** DATASET ROWS **
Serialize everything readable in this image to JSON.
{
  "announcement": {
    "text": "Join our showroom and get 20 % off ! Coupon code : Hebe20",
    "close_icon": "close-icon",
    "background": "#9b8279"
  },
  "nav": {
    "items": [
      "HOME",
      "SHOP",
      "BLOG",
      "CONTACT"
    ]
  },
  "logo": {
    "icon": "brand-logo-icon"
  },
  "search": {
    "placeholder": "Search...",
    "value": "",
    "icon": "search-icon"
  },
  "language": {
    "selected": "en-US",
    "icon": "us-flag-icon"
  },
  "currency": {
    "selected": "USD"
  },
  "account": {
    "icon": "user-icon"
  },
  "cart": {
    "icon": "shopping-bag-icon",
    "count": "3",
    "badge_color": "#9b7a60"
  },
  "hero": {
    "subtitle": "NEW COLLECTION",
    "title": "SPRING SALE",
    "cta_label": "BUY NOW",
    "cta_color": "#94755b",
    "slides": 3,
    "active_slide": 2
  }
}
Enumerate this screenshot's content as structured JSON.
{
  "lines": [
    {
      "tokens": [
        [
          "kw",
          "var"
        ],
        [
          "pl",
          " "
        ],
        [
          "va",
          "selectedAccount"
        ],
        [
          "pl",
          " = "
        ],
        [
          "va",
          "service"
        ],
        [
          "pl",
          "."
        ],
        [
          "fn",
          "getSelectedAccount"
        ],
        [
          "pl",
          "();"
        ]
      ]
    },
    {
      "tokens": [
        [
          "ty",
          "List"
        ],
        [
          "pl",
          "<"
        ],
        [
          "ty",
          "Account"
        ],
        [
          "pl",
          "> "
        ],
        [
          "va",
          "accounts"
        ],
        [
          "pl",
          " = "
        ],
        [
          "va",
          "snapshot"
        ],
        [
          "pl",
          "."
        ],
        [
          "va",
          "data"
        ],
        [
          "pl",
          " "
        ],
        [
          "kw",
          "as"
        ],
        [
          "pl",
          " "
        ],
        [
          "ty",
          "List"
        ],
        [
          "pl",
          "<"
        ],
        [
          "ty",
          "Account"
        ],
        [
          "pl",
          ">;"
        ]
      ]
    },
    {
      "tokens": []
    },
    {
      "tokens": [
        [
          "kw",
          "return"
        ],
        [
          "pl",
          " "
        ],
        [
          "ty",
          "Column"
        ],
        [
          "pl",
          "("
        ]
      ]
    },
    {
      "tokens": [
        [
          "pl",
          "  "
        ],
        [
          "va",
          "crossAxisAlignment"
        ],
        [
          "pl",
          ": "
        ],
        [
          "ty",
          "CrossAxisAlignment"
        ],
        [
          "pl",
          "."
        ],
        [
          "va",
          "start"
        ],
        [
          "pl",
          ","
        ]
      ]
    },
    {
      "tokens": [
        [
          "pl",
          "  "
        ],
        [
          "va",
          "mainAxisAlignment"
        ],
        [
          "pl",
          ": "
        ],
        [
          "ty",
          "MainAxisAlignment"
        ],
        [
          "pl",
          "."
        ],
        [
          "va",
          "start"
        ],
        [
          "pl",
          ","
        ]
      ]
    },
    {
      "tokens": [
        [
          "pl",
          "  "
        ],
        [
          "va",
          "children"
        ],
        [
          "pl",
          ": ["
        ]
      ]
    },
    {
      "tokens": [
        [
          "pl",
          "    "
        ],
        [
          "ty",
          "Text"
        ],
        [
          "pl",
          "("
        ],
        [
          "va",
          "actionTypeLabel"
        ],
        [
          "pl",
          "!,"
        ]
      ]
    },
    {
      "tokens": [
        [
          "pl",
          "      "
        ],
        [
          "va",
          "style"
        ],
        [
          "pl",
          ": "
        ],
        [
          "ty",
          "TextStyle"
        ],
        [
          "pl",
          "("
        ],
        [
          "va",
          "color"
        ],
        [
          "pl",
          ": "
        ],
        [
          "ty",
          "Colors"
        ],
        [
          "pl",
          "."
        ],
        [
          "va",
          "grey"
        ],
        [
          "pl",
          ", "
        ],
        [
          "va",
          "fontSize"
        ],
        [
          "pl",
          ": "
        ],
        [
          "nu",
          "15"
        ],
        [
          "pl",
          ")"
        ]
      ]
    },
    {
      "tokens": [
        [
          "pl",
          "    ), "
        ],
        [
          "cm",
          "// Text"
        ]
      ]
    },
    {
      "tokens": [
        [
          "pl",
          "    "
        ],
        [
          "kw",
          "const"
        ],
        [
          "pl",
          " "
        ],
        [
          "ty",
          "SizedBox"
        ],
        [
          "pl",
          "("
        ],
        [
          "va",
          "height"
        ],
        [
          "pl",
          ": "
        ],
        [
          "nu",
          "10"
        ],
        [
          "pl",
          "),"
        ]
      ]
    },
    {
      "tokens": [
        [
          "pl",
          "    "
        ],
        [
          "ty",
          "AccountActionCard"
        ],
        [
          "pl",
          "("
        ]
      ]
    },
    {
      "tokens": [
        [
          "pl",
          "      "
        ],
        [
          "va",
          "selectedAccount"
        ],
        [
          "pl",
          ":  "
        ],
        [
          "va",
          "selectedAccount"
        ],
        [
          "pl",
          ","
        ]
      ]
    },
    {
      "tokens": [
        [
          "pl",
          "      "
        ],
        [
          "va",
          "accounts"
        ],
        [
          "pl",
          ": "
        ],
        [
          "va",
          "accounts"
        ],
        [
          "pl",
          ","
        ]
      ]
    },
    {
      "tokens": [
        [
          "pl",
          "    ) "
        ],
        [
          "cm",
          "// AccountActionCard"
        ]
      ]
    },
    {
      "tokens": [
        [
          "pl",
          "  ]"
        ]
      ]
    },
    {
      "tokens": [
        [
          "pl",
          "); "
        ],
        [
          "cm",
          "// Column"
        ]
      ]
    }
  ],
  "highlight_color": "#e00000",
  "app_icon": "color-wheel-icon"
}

** REQUIRED WORK **
Reproduce the full listing word for word.

** OUTPUT **
Serialize everything readable in this image to JSON.
{
  "announcement": {
    "text": "Join our showroom and get 20 % off ! Coupon code : Hebe20",
    "close_icon": "close-icon",
    "background": "#9b8279"
  },
  "nav": {
    "items": [
      "HOME",
      "SHOP",
      "BLOG",
      "CONTACT"
    ]
  },
  "logo": {
    "icon": "brand-logo-icon"
  },
  "search": {
    "placeholder": "Search...",
    "value": "",
    "icon": "search-icon"
  },
  "language": {
    "selected": "en-US",
    "icon": "us-flag-icon"
  },
  "currency": {
    "selected": "USD"
  },
  "account": {
    "icon": "user-icon"
  },
  "cart": {
    "icon": "shopping-bag-icon",
    "count": "3",
    "badge_color": "#9b7a60"
  },
  "hero": {
    "subtitle": "NEW COLLECTION",
    "title": "SPRING SALE",
    "cta_label": "BUY NOW",
    "cta_color": "#94755b",
    "slides": 3,
    "active_slide": 2
  }
}
Enumerate this screenshot's content as structured JSON.
{
  "lines": [
    {
      "tokens": [
        [
          "kw",
          "var"
        ],
        [
          "pl",
          " "
        ],
        [
          "va",
          "selectedAccount"
        ],
        [
          "pl",
          " = "
        ],
        [
          "va",
          "service"
        ],
        [
          "pl",
          "."
        ],
        [
          "fn",
          "getSelectedAccount"
        ],
        [
          "pl",
          "();"
        ]
      ]
    },
    {
      "tokens": [
        [
          "ty",
          "List"
        ],
        [
          "pl",
          "<"
        ],
        [
          "ty",
          "Account"
        ],
        [
          "pl",
          "> "
        ],
        [
          "va",
          "accounts"
        ],
        [
          "pl",
          " = "
        ],
        [
          "va",
          "snapshot"
        ],
        [
          "pl",
          "."
        ],
        [
          "va",
          "data"
        ],
        [
          "pl",
          " "
        ],
        [
          "kw",
          "as"
        ],
        [
          "pl",
          " "
        ],
        [
          "ty",
          "List"
        ],
        [
          "pl",
          "<"
        ],
        [
          "ty",
          "Account"
        ],
        [
          "pl",
          ">;"
        ]
      ]
    },
    {
      "tokens": []
    },
    {
      "tokens": [
        [
          "kw",
          "return"
        ],
        [
          "pl",
          " "
        ],
        [
          "ty",
          "Column"
        ],
        [
          "pl",
          "("
        ]
      ]
    },
    {
      "tokens": [
        [
          "pl",
          "  "
        ],
        [
          "va",
          "crossAxisAlignment"
        ],
        [
          "pl",
          ": "
        ],
        [
          "ty",
          "CrossAxisAlignment"
        ],
        [
          "pl",
          "."
        ],
        [
          "va",
          "start"
        ],
        [
          "pl",
          ","
        ]
      ]
    },
    {
      "tokens": [
        [
          "pl",
          "  "
        ],
        [
          "va",
          "mainAxisAlignment"
        ],
        [
          "pl",
          ": "
        ],
        [
          "ty",
          "MainAxisAlignment"
        ],
        [
          "pl",
          "."
        ],
        [
          "va",
          "start"
        ],
        [
          "pl",
          ","
        ]
      ]
    },
    {
      "tokens": [
        [
          "pl",
          "  "
        ],
        [
          "va",
          "children"
        ],
        [
          "pl",
          ": ["
        ]
      ]
    },
    {
      "tokens": [
        [
          "pl",
          "    "
        ],
        [
          "ty",
          "Text"
        ],
        [
          "pl",
          "("
        ],
        [
          "va",
          "actionTypeLabel"
        ],
        [
          "pl",
          "!,"
        ]
      ]
    },
    {
      "tokens": [
        [
          "pl",
          "      "
        ],
        [
          "va",
          "style"
        ],
        [
          "pl",
          ": "
        ],
        [
          "ty",
          "TextStyle"
        ],
        [
          "pl",
          "("
        ],
        [
          "va",
          "color"
        ],
        [
          "pl",
          ": "
        ],
        [
          "ty",
          "Colors"
        ],
        [
          "pl",
          "."
        ],
        [
          "va",
          "grey"
        ],
        [
          "pl",
          ", "
        ],
        [
          "va",
          "fontSize"
        ],
        [
          "pl",
          ": "
        ],
        [
          "nu",
          "15"
        ],
        [
          "pl",
          ")"
        ]
      ]
    },
    {
      "tokens": [
        [
          "pl",
          "    ), "
        ],
        [
          "cm",
          "// Text"
        ]
      ]
    },
    {
      "tokens": [
        [
          "pl",
          "    "
        ],
        [
          "kw",
          "const"
        ],
        [
          "pl",
          " "
        ],
        [
          "ty",
          "SizedBox"
        ],
        [
          "pl",
          "("
        ],
        [
          "va",
          "height"
        ],
        [
          "pl",
          ": "
        ],
        [
          "nu",
          "10"
        ],
        [
          "pl",
          "),"
        ]
      ]
    },
    {
      "tokens": [
        [
          "pl",
          "    "
        ],
        [
          "ty",
          "AccountActionCard"
        ],
        [
          "pl",
          "("
        ]
      ]
    },
    {
      "tokens": [
        [
          "pl",
          "      "
        ],
        [
          "va",
          "selectedAccount"
        ],
        [
          "pl",
          ":  "
        ],
        [
          "va",
          "selectedAccount"
        ],
        [
          "pl",
          ","
        ]
      ]
    },
    {
      "tokens": [
        [
          "pl",
          "      "
        ],
        [
          "va",
          "accounts"
        ],
        [
          "pl",
          ": "
        ],
        [
          "va",
          "accounts"
        ],
        [
          "pl",
          ","
        ]
      ]
    },
    {
      "tokens": [
        [
          "pl",
          "    ) "
        ],
        [
          "cm",
          "// AccountActionCard"
        ]
      ]
    },
    {
      "tokens": [
        [
          "pl",
          "  ]"
        ]
      ]
    },
    {
      "tokens": [
        [
          "pl",
          "); "
        ],
        [
          "cm",
          "// Column"
        ]
      ]
    }
  ],
  "highlight_color": "#e00000",
  "app_icon": "color-wheel-icon"
}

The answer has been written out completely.